## WRITTEN TASK 1
Do these statements agree with the forum post on falling stocks and socialism? (a) The writer is cutting the post short to prepare for a coyote hunt. (b) The post advises moving out of stocks into something safer. (c) In the post's example, mom and pop have $100,000 in savings. For each, answer yes or no and quote the deciding words.
## WRITTEN TASK 2
Which ages in years does the forum post on falling stocks and socialism give for the people who grew up taking care of themselves? List all of them.

## EXCERPTED PASSAGE
I think the reason the stocks plunged is fear of socialism. If we nationalize banks and the government takes control of much of the financial institutions people want to unload those stocks before their value goes down.
We have to remember that as one passes through life we hopefully gain more in personal assets. For those fifty, sixty, and seventy years old we grew up in a time where people took care of themselves. We have watched other nations become socialist, and relatives in those countries our age don't like it. 
I think young people just leaving home and on their own for the first time are at the opposite end of the spectrum. They have not been on their own, and there is comfort in feeling that someone is looking out for you. When they began to emass assets they will all of a sudden notice the government is taking a lot more than they give back. 
So lets say mom and pop have $200,000 in savings. They will want to invest that and try live off the interest. They need to get the most bang for their buck, but with the government controlling interest rates it may not be possible. So get rid of your stocks now and go into something safer.

Well, I have to get ready for tomorrows coyote hunt so I'm cutting this short.

Oh, I might add that often one liners are relief valves for pent up frustration. Frustration often born when the elderly do not listen to the logic of the young, and when the young do not value the life experience of the old. Often the young have a new perspective and often the old have already experienced the change that the young thing is something new.

Records from a dataset

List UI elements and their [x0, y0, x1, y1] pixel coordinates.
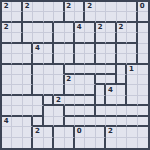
- cell-10-9[interactable]: [96, 106, 106, 116]
- cell-6-0[interactable]: [2, 65, 12, 75]
- room-clue: 4: [77, 24, 82, 31]
- cell-12-10[interactable]: 2: [106, 127, 116, 137]
- cell-7-12[interactable]: [127, 75, 137, 85]
- cell-11-3[interactable]: [33, 117, 43, 127]
- cell-0-8[interactable]: 2: [85, 2, 95, 12]
- room-clue: 2: [25, 3, 30, 10]
- cell-11-0[interactable]: 4: [2, 117, 12, 127]
- cell-8-8[interactable]: [85, 85, 95, 95]
- cell-10-3[interactable]: [33, 106, 43, 116]
- cell-6-2[interactable]: [23, 65, 33, 75]
- cell-12-8[interactable]: [85, 127, 95, 137]
- cell-10-10[interactable]: [106, 106, 116, 116]
- cell-8-1[interactable]: [12, 85, 22, 95]
- cell-7-1[interactable]: [12, 75, 22, 85]
- cell-13-3[interactable]: [33, 138, 43, 148]
- cell-2-1[interactable]: [12, 23, 22, 33]
- cell-2-11[interactable]: 2: [117, 23, 127, 33]
- cell-11-12[interactable]: [127, 117, 137, 127]
- cell-5-4[interactable]: [44, 54, 54, 64]
- cell-13-12[interactable]: [127, 138, 137, 148]
- room-clue: 2: [35, 128, 40, 135]
- cell-7-8[interactable]: [85, 75, 95, 85]
- cell-3-10[interactable]: [106, 33, 116, 43]
- cell-5-11[interactable]: [117, 54, 127, 64]
- cell-4-9[interactable]: [96, 44, 106, 54]
- cell-5-6[interactable]: [65, 54, 75, 64]
- cell-6-7[interactable]: [75, 65, 85, 75]
- cell-7-11[interactable]: [117, 75, 127, 85]
- room-clue: 2: [4, 24, 9, 31]
- cell-8-12[interactable]: [127, 85, 137, 95]
- cell-8-3[interactable]: [33, 85, 43, 95]
- cell-12-12[interactable]: [127, 127, 137, 137]
- cell-7-3[interactable]: [33, 75, 43, 85]
- cell-0-2[interactable]: 2: [23, 2, 33, 12]
- cell-0-7[interactable]: [75, 2, 85, 12]
- cell-11-10[interactable]: [106, 117, 116, 127]
- cell-8-10[interactable]: 4: [106, 85, 116, 95]
- cell-5-13[interactable]: [138, 54, 148, 64]
- cell-4-4[interactable]: [44, 44, 54, 54]
- cell-3-8[interactable]: [85, 33, 95, 43]
- cell-12-5[interactable]: [54, 127, 64, 137]
- cell-6-6[interactable]: [65, 65, 75, 75]
- cell-11-7[interactable]: [75, 117, 85, 127]
- cell-10-5[interactable]: [54, 106, 64, 116]
- cell-10-4[interactable]: [44, 106, 54, 116]
- cell-3-5[interactable]: [54, 33, 64, 43]
- cell-0-12[interactable]: [127, 2, 137, 12]
- cell-9-10[interactable]: [106, 96, 116, 106]
- cell-7-0[interactable]: [2, 75, 12, 85]
- cell-12-3[interactable]: 2: [33, 127, 43, 137]
- cell-1-9[interactable]: [96, 12, 106, 22]
- cell-9-4[interactable]: [44, 96, 54, 106]
- cell-2-3[interactable]: [33, 23, 43, 33]
- cell-10-2[interactable]: [23, 106, 33, 116]
- cell-11-4[interactable]: [44, 117, 54, 127]
- cell-4-1[interactable]: [12, 44, 22, 54]
- cell-1-13[interactable]: [138, 12, 148, 22]
- cell-8-4[interactable]: [44, 85, 54, 95]
- cell-4-10[interactable]: [106, 44, 116, 54]
- room-clue: 0: [77, 128, 82, 135]
- cell-6-5[interactable]: [54, 65, 64, 75]
- cell-3-3[interactable]: [33, 33, 43, 43]
- cell-12-1[interactable]: [12, 127, 22, 137]
- cell-5-3[interactable]: [33, 54, 43, 64]
- cell-13-4[interactable]: [44, 138, 54, 148]
- puzzle-board: 222202422412424202: [0, 0, 150, 150]
- cell-10-0[interactable]: [2, 106, 12, 116]
- cell-10-11[interactable]: [117, 106, 127, 116]
- cell-6-13[interactable]: [138, 65, 148, 75]
- cell-12-13[interactable]: [138, 127, 148, 137]
- cell-0-13[interactable]: 0: [138, 2, 148, 12]
- cell-5-12[interactable]: [127, 54, 137, 64]
- cell-13-9[interactable]: [96, 138, 106, 148]
- cell-6-10[interactable]: [106, 65, 116, 75]
- cell-0-6[interactable]: 2: [65, 2, 75, 12]
- cell-4-11[interactable]: [117, 44, 127, 54]
- cell-5-1[interactable]: [12, 54, 22, 64]
- cell-5-7[interactable]: [75, 54, 85, 64]
- room-clue: 4: [35, 44, 40, 51]
- cell-8-7[interactable]: [75, 85, 85, 95]
- cell-3-0[interactable]: [2, 33, 12, 43]
- cell-12-6[interactable]: [65, 127, 75, 137]
- cell-9-0[interactable]: [2, 96, 12, 106]
- cell-3-2[interactable]: [23, 33, 33, 43]
- room-clue: 2: [118, 24, 123, 31]
- cell-11-5[interactable]: [54, 117, 64, 127]
- room-clue: 2: [108, 128, 113, 135]
- cell-6-11[interactable]: [117, 65, 127, 75]
- cell-13-7[interactable]: [75, 138, 85, 148]
- cell-2-6[interactable]: [65, 23, 75, 33]
- cell-0-9[interactable]: [96, 2, 106, 12]
- room-clue: 2: [98, 24, 103, 31]
- cell-0-3[interactable]: [33, 2, 43, 12]
- cell-9-6[interactable]: [65, 96, 75, 106]
- cell-7-10[interactable]: [106, 75, 116, 85]
- cell-4-12[interactable]: [127, 44, 137, 54]
- cell-9-2[interactable]: [23, 96, 33, 106]
- cell-0-4[interactable]: [44, 2, 54, 12]
- cell-3-7[interactable]: [75, 33, 85, 43]
- cell-12-11[interactable]: [117, 127, 127, 137]
- cell-3-1[interactable]: [12, 33, 22, 43]
- cell-13-10[interactable]: [106, 138, 116, 148]
- room-clue: 2: [4, 3, 9, 10]
- cell-9-5[interactable]: 2: [54, 96, 64, 106]
- cell-1-2[interactable]: [23, 12, 33, 22]
- cell-11-13[interactable]: [138, 117, 148, 127]
- cell-11-6[interactable]: [65, 117, 75, 127]
- cell-11-2[interactable]: [23, 117, 33, 127]
- cell-0-5[interactable]: [54, 2, 64, 12]
- cell-7-2[interactable]: [23, 75, 33, 85]
- cell-11-9[interactable]: [96, 117, 106, 127]
- cell-2-7[interactable]: 4: [75, 23, 85, 33]
- cell-9-9[interactable]: [96, 96, 106, 106]
- cell-9-11[interactable]: [117, 96, 127, 106]
- room-clue: 0: [140, 3, 145, 10]
- room-clue: 2: [66, 3, 71, 10]
- cell-1-3[interactable]: [33, 12, 43, 22]
- cell-12-2[interactable]: [23, 127, 33, 137]
- cell-4-5[interactable]: [54, 44, 64, 54]
- cell-3-9[interactable]: [96, 33, 106, 43]
- cell-8-6[interactable]: [65, 85, 75, 95]
- cell-2-10[interactable]: [106, 23, 116, 33]
- cell-5-10[interactable]: [106, 54, 116, 64]
- cell-0-1[interactable]: [12, 2, 22, 12]
- cell-12-0[interactable]: [2, 127, 12, 137]
- cell-6-9[interactable]: [96, 65, 106, 75]
- cell-11-11[interactable]: [117, 117, 127, 127]
- cell-1-8[interactable]: [85, 12, 95, 22]
- room-clue: 1: [129, 65, 134, 72]
- cell-7-7[interactable]: [75, 75, 85, 85]
- cell-10-12[interactable]: [127, 106, 137, 116]
- cell-10-8[interactable]: [85, 106, 95, 116]
- cell-10-13[interactable]: [138, 106, 148, 116]
- room-clue: 4: [108, 86, 113, 93]
- cell-5-5[interactable]: [54, 54, 64, 64]
- cell-1-6[interactable]: [65, 12, 75, 22]
- cell-4-3[interactable]: 4: [33, 44, 43, 54]
- cell-1-10[interactable]: [106, 12, 116, 22]
- cell-7-9[interactable]: [96, 75, 106, 85]
- room-clue: 2: [56, 96, 61, 103]
- cell-13-8[interactable]: [85, 138, 95, 148]
- cell-0-11[interactable]: [117, 2, 127, 12]
- cell-1-11[interactable]: [117, 12, 127, 22]
- cell-13-6[interactable]: [65, 138, 75, 148]
- cell-4-6[interactable]: [65, 44, 75, 54]
- cell-10-1[interactable]: [12, 106, 22, 116]
- cell-6-8[interactable]: [85, 65, 95, 75]
- room-clue: 4: [4, 117, 9, 124]
- cell-8-9[interactable]: [96, 85, 106, 95]
- cell-9-7[interactable]: [75, 96, 85, 106]
- cell-7-13[interactable]: [138, 75, 148, 85]
- cell-1-7[interactable]: [75, 12, 85, 22]
- cell-10-7[interactable]: [75, 106, 85, 116]
- cell-13-5[interactable]: [54, 138, 64, 148]
- cell-13-13[interactable]: [138, 138, 148, 148]
- cell-9-12[interactable]: [127, 96, 137, 106]
- cell-12-7[interactable]: 0: [75, 127, 85, 137]
- cell-10-6[interactable]: [65, 106, 75, 116]
- cell-4-0[interactable]: [2, 44, 12, 54]
- cell-7-6[interactable]: 2: [65, 75, 75, 85]
- cell-12-9[interactable]: [96, 127, 106, 137]
- cell-2-9[interactable]: 2: [96, 23, 106, 33]
- cell-12-4[interactable]: [44, 127, 54, 137]
- cell-6-1[interactable]: [12, 65, 22, 75]
- cell-6-4[interactable]: [44, 65, 54, 75]
- cell-1-1[interactable]: [12, 12, 22, 22]
- cell-2-13[interactable]: [138, 23, 148, 33]
- heyawake-puzzle: 222202422412424202: [0, 0, 150, 150]
- cell-6-3[interactable]: [33, 65, 43, 75]
- cell-2-2[interactable]: [23, 23, 33, 33]
- cell-9-13[interactable]: [138, 96, 148, 106]
- cell-6-12[interactable]: 1: [127, 65, 137, 75]
- cell-4-2[interactable]: [23, 44, 33, 54]
- cell-13-1[interactable]: [12, 138, 22, 148]
- cell-4-13[interactable]: [138, 44, 148, 54]
- room-clue: 2: [87, 3, 92, 10]
- cell-13-11[interactable]: [117, 138, 127, 148]
- cell-4-7[interactable]: [75, 44, 85, 54]
- cell-2-0[interactable]: 2: [2, 23, 12, 33]
- cell-11-8[interactable]: [85, 117, 95, 127]
- cell-2-8[interactable]: [85, 23, 95, 33]
- cell-13-2[interactable]: [23, 138, 33, 148]
- cell-3-6[interactable]: [65, 33, 75, 43]
- cell-9-1[interactable]: [12, 96, 22, 106]
- cell-9-8[interactable]: [85, 96, 95, 106]
- cell-8-11[interactable]: [117, 85, 127, 95]
- cell-0-0[interactable]: 2: [2, 2, 12, 12]
- cell-3-4[interactable]: [44, 33, 54, 43]
- cell-8-13[interactable]: [138, 85, 148, 95]
- cell-7-5[interactable]: [54, 75, 64, 85]
- cell-5-0[interactable]: [2, 54, 12, 64]
- cell-0-10[interactable]: [106, 2, 116, 12]
- cell-1-12[interactable]: [127, 12, 137, 22]
- cell-1-0[interactable]: [2, 12, 12, 22]
- cell-8-2[interactable]: [23, 85, 33, 95]
- cell-5-9[interactable]: [96, 54, 106, 64]
- cell-7-4[interactable]: [44, 75, 54, 85]
- cell-2-4[interactable]: [44, 23, 54, 33]
- cell-1-4[interactable]: [44, 12, 54, 22]
- cell-5-2[interactable]: [23, 54, 33, 64]
- cell-9-3[interactable]: [33, 96, 43, 106]
- cell-2-5[interactable]: [54, 23, 64, 33]
- cell-8-0[interactable]: [2, 85, 12, 95]
- cell-13-0[interactable]: [2, 138, 12, 148]
- cell-5-8[interactable]: [85, 54, 95, 64]
- room-clue: 2: [66, 76, 71, 83]
- cell-3-12[interactable]: [127, 33, 137, 43]
- cell-1-5[interactable]: [54, 12, 64, 22]
- cell-11-1[interactable]: [12, 117, 22, 127]
- cell-3-13[interactable]: [138, 33, 148, 43]
- cell-4-8[interactable]: [85, 44, 95, 54]
- cell-2-12[interactable]: [127, 23, 137, 33]
- cell-3-11[interactable]: [117, 33, 127, 43]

## RESULT 1
(a) Yes: "Well, I have to get ready for tomorrows coyote hunt so I'm cutting this short."
(b) Yes: "So get rid of your stocks now and go into something safer."
(c) No: "So lets say mom and pop have $200,000 in savings."

## RESULT 2
Fifty, sixty, seventy